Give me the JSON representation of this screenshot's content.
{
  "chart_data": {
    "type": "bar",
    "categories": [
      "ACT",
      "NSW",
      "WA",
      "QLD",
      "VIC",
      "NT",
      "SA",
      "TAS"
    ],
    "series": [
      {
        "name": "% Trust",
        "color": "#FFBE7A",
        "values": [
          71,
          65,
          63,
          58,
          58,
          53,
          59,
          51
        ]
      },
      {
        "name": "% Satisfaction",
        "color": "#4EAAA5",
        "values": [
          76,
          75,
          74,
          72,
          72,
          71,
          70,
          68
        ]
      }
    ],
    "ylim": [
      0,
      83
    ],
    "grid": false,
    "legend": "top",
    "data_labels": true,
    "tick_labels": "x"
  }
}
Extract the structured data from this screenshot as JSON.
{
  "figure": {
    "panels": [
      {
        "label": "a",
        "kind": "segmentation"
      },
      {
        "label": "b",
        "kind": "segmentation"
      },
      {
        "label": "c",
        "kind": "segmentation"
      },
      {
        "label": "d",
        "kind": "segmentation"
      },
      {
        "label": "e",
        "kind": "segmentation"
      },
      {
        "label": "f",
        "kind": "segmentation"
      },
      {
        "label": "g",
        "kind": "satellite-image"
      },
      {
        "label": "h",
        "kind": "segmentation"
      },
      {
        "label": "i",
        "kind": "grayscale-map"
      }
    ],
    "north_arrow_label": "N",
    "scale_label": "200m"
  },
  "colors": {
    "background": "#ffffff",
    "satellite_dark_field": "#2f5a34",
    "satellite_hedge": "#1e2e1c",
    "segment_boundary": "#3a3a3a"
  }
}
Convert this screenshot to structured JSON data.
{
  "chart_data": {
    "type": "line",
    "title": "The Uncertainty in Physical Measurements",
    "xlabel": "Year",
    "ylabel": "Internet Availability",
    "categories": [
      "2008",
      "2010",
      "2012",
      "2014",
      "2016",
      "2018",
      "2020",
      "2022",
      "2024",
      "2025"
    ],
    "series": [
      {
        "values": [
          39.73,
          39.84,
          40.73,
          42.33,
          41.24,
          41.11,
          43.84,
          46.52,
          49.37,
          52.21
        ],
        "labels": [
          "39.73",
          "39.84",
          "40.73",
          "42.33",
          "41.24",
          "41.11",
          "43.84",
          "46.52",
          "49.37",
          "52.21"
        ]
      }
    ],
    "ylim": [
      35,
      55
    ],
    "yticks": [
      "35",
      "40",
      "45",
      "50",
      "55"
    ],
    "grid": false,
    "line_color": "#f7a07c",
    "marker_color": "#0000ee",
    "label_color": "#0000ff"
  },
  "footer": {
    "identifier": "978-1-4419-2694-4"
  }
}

........

Copy out exactly the lines from the line with "Convert this screenshot" to the end of the listing, including both of those lines, and give nothing else.

Written answer —
Convert this screenshot to structured JSON data.
{
  "chart_data": {
    "type": "line",
    "title": "The Uncertainty in Physical Measurements",
    "xlabel": "Year",
    "ylabel": "Internet Availability",
    "categories": [
      "2008",
      "2010",
      "2012",
      "2014",
      "2016",
      "2018",
      "2020",
      "2022",
      "2024",
      "2025"
    ],
    "series": [
      {
        "values": [
          39.73,
          39.84,
          40.73,
          42.33,
          41.24,
          41.11,
          43.84,
          46.52,
          49.37,
          52.21
        ],
        "labels": [
          "39.73",
          "39.84",
          "40.73",
          "42.33",
          "41.24",
          "41.11",
          "43.84",
          "46.52",
          "49.37",
          "52.21"
        ]
      }
    ],
    "ylim": [
      35,
      55
    ],
    "yticks": [
      "35",
      "40",
      "45",
      "50",
      "55"
    ],
    "grid": false,
    "line_color": "#f7a07c",
    "marker_color": "#0000ee",
    "label_color": "#0000ff"
  },
  "footer": {
    "identifier": "978-1-4419-2694-4"
  }
}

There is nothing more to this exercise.